# Provided records:
□ □ □

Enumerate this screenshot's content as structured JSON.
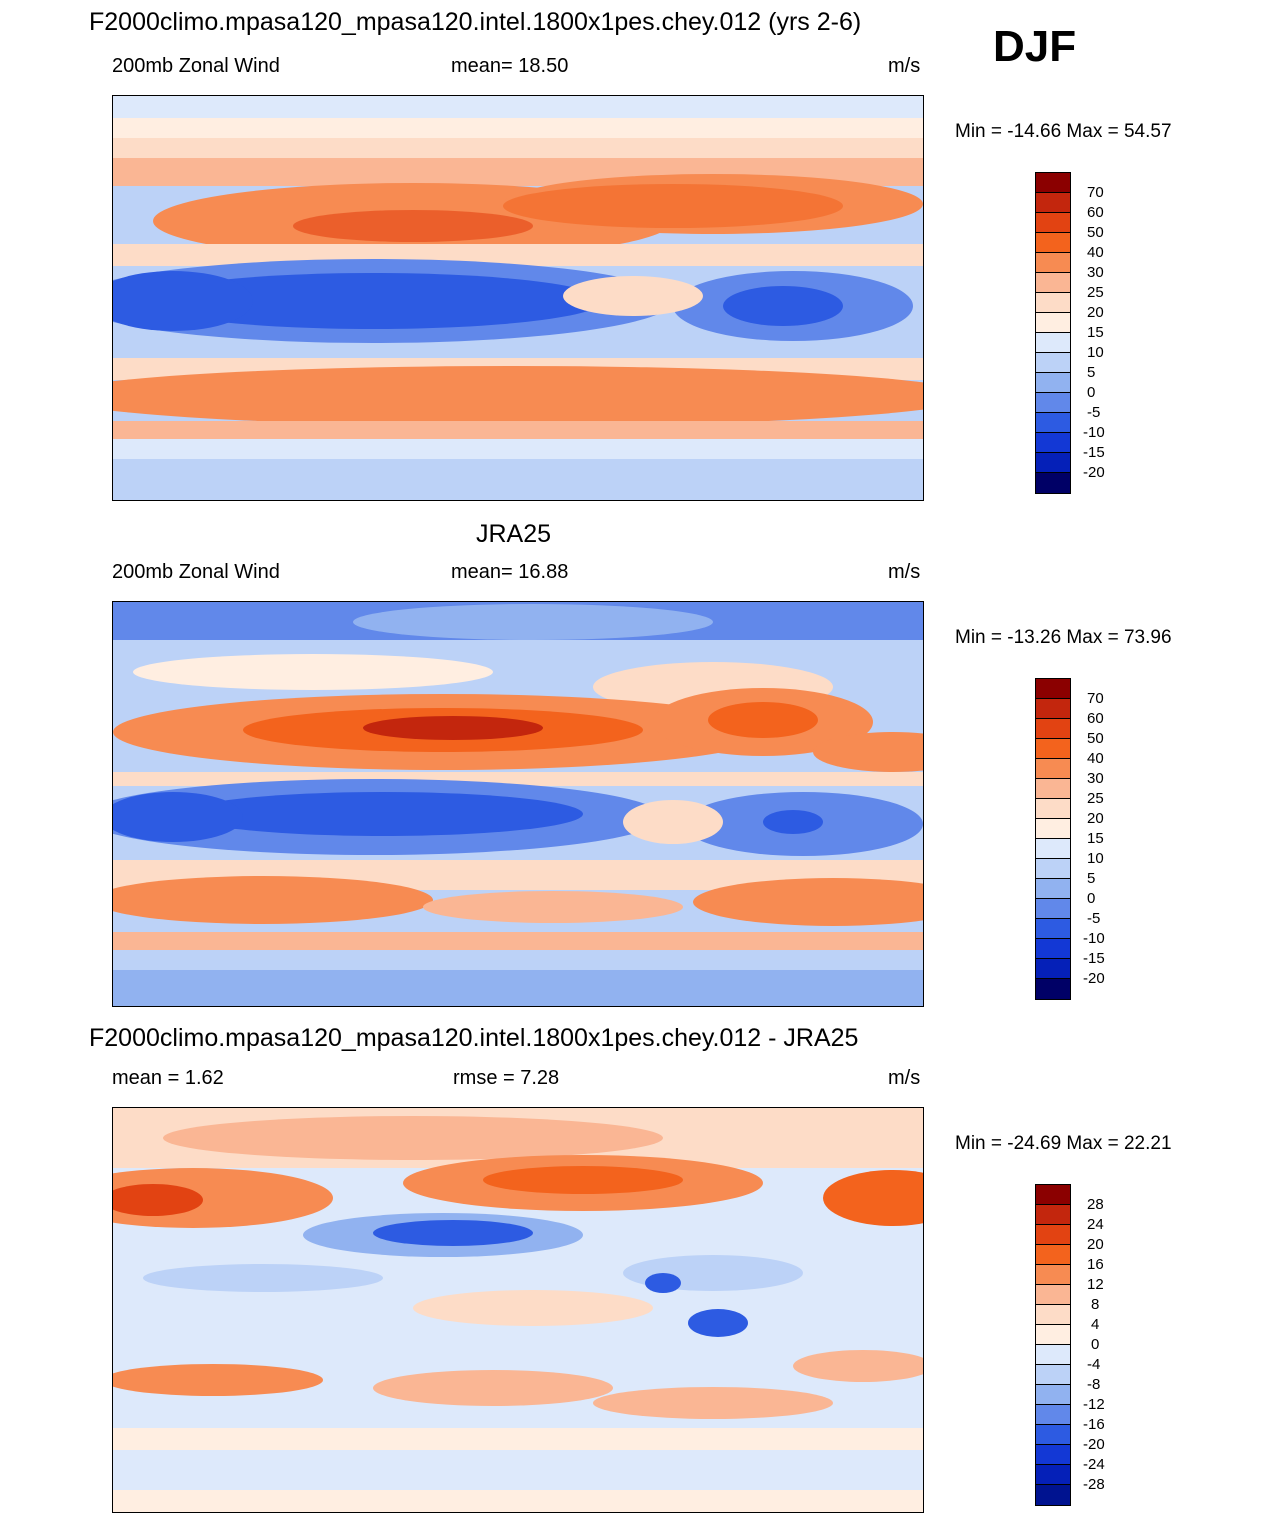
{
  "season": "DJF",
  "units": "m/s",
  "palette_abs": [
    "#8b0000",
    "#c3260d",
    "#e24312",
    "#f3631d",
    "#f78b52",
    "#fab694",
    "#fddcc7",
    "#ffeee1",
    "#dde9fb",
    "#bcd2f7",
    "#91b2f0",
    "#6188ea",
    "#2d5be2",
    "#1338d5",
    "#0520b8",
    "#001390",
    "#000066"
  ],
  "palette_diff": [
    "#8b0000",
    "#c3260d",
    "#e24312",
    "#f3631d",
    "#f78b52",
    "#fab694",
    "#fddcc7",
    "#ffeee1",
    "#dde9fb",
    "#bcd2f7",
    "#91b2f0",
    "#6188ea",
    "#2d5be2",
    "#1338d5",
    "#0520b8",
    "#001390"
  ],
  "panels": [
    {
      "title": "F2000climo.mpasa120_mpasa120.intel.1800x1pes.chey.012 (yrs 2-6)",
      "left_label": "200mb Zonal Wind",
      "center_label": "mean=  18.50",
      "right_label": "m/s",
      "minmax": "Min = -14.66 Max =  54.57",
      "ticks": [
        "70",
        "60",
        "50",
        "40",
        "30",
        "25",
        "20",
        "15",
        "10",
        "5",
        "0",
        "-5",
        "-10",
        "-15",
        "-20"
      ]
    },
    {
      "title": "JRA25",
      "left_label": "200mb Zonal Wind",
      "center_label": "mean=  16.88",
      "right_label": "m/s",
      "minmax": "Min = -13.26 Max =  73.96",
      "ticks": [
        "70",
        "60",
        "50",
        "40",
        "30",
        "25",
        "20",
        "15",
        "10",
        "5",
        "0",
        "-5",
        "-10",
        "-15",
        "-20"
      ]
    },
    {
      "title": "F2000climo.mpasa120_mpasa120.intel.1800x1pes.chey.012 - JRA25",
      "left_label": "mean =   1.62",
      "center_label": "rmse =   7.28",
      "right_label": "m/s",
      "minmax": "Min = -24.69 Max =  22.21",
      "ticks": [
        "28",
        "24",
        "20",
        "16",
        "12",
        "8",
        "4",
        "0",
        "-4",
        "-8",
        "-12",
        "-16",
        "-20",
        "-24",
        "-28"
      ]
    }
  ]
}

□ □ □

# Problem to solve:
In your copy of the listing above, reproduce each line exactly and omit all pictures.

# Task answer:
Enumerate this screenshot's content as structured JSON.
{
  "season": "DJF",
  "units": "m/s",
  "palette_abs": [
    "#8b0000",
    "#c3260d",
    "#e24312",
    "#f3631d",
    "#f78b52",
    "#fab694",
    "#fddcc7",
    "#ffeee1",
    "#dde9fb",
    "#bcd2f7",
    "#91b2f0",
    "#6188ea",
    "#2d5be2",
    "#1338d5",
    "#0520b8",
    "#001390",
    "#000066"
  ],
  "palette_diff": [
    "#8b0000",
    "#c3260d",
    "#e24312",
    "#f3631d",
    "#f78b52",
    "#fab694",
    "#fddcc7",
    "#ffeee1",
    "#dde9fb",
    "#bcd2f7",
    "#91b2f0",
    "#6188ea",
    "#2d5be2",
    "#1338d5",
    "#0520b8",
    "#001390"
  ],
  "panels": [
    {
      "title": "F2000climo.mpasa120_mpasa120.intel.1800x1pes.chey.012 (yrs 2-6)",
      "left_label": "200mb Zonal Wind",
      "center_label": "mean=  18.50",
      "right_label": "m/s",
      "minmax": "Min = -14.66 Max =  54.57",
      "ticks": [
        "70",
        "60",
        "50",
        "40",
        "30",
        "25",
        "20",
        "15",
        "10",
        "5",
        "0",
        "-5",
        "-10",
        "-15",
        "-20"
      ]
    },
    {
      "title": "JRA25",
      "left_label": "200mb Zonal Wind",
      "center_label": "mean=  16.88",
      "right_label": "m/s",
      "minmax": "Min = -13.26 Max =  73.96",
      "ticks": [
        "70",
        "60",
        "50",
        "40",
        "30",
        "25",
        "20",
        "15",
        "10",
        "5",
        "0",
        "-5",
        "-10",
        "-15",
        "-20"
      ]
    },
    {
      "title": "F2000climo.mpasa120_mpasa120.intel.1800x1pes.chey.012 - JRA25",
      "left_label": "mean =   1.62",
      "center_label": "rmse =   7.28",
      "right_label": "m/s",
      "minmax": "Min = -24.69 Max =  22.21",
      "ticks": [
        "28",
        "24",
        "20",
        "16",
        "12",
        "8",
        "4",
        "0",
        "-4",
        "-8",
        "-12",
        "-16",
        "-20",
        "-24",
        "-28"
      ]
    }
  ]
}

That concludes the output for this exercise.